───── Listed records ─────
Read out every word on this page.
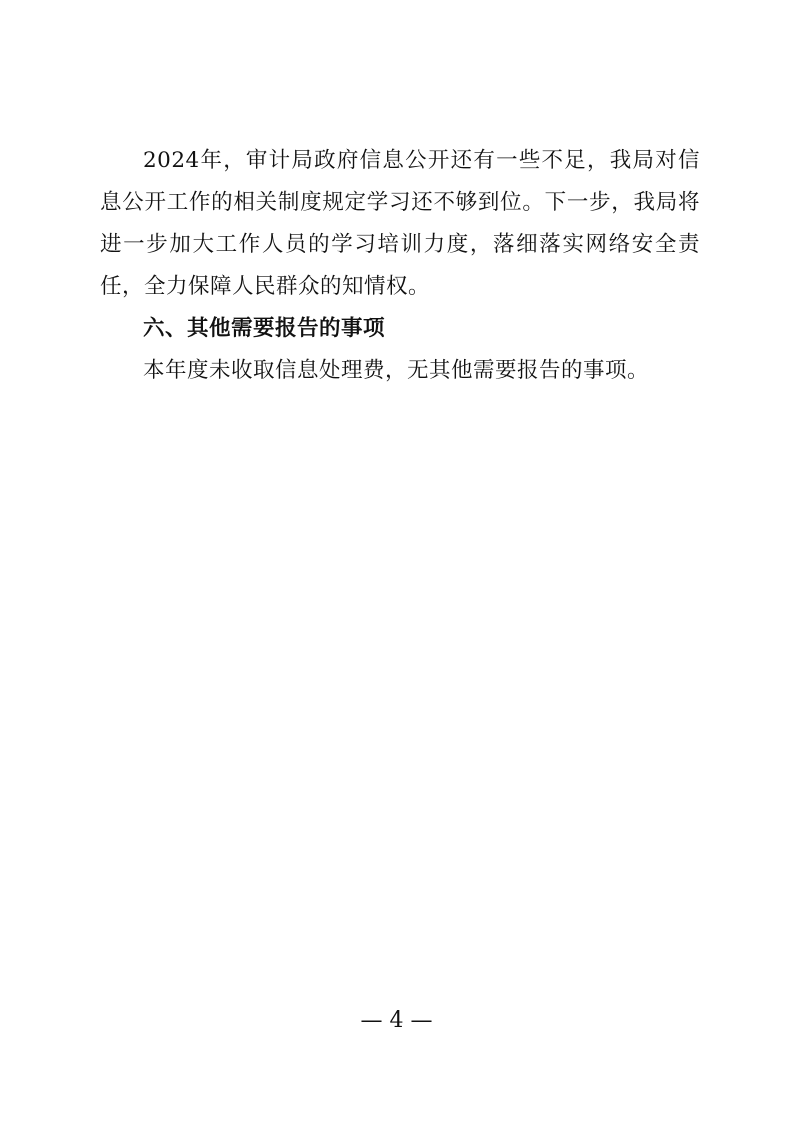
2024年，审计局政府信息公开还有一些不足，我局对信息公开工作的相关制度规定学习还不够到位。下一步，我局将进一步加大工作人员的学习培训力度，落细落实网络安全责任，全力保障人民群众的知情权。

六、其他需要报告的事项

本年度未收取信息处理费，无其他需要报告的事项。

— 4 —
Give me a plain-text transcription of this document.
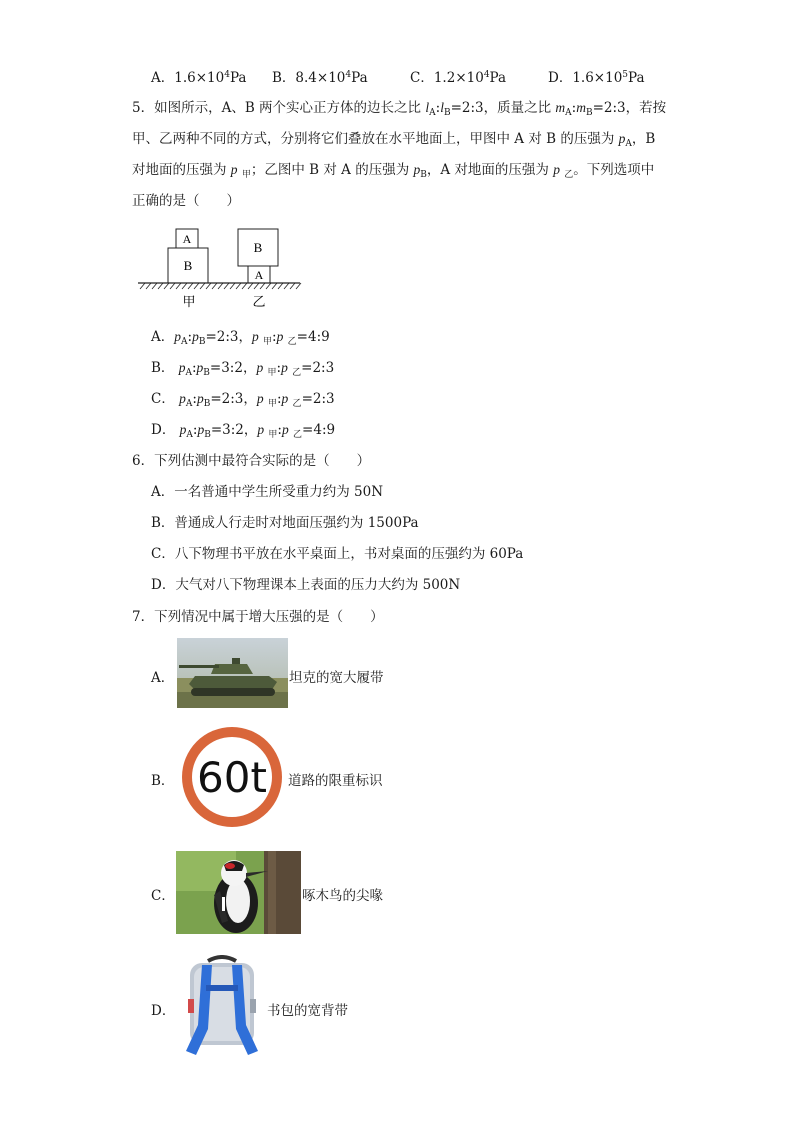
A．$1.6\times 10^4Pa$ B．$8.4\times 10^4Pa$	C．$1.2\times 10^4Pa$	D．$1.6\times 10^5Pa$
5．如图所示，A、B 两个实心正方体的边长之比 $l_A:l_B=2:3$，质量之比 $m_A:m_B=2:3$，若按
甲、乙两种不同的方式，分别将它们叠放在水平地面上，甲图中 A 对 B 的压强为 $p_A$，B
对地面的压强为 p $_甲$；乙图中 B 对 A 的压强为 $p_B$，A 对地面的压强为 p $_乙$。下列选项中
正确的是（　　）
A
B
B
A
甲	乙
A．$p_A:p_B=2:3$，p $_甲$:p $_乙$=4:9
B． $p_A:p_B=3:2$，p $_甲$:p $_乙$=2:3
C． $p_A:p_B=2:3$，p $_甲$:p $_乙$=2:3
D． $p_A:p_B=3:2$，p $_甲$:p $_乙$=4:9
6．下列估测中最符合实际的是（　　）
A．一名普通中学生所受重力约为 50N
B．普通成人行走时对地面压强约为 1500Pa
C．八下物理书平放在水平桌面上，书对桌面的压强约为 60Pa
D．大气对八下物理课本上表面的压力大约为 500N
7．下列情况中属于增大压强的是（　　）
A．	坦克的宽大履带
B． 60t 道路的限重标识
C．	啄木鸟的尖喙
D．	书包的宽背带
─────
> Your task
Give every record again exactly, apart from the pictures, which stay out.

> Solution
Read out every word on this page.
2024年，审计局政府信息公开还有一些不足，我局对信息公开工作的相关制度规定学习还不够到位。下一步，我局将进一步加大工作人员的学习培训力度，落细落实网络安全责任，全力保障人民群众的知情权。

六、其他需要报告的事项

本年度未收取信息处理费，无其他需要报告的事项。

— 4 —
Give me a plain-text transcription of this document.
A．$1.6\times 10^4Pa$ B．$8.4\times 10^4Pa$	C．$1.2\times 10^4Pa$	D．$1.6\times 10^5Pa$
5．如图所示，A、B 两个实心正方体的边长之比 $l_A:l_B=2:3$，质量之比 $m_A:m_B=2:3$，若按
甲、乙两种不同的方式，分别将它们叠放在水平地面上，甲图中 A 对 B 的压强为 $p_A$，B
对地面的压强为 p $_甲$；乙图中 B 对 A 的压强为 $p_B$，A 对地面的压强为 p $_乙$。下列选项中
正确的是（　　）
A
B
B
A
甲	乙
A．$p_A:p_B=2:3$，p $_甲$:p $_乙$=4:9
B． $p_A:p_B=3:2$，p $_甲$:p $_乙$=2:3
C． $p_A:p_B=2:3$，p $_甲$:p $_乙$=2:3
D． $p_A:p_B=3:2$，p $_甲$:p $_乙$=4:9
6．下列估测中最符合实际的是（　　）
A．一名普通中学生所受重力约为 50N
B．普通成人行走时对地面压强约为 1500Pa
C．八下物理书平放在水平桌面上，书对桌面的压强约为 60Pa
D．大气对八下物理课本上表面的压力大约为 500N
7．下列情况中属于增大压强的是（　　）
A．	坦克的宽大履带
B． 60t 道路的限重标识
C．	啄木鸟的尖喙
D．	书包的宽背带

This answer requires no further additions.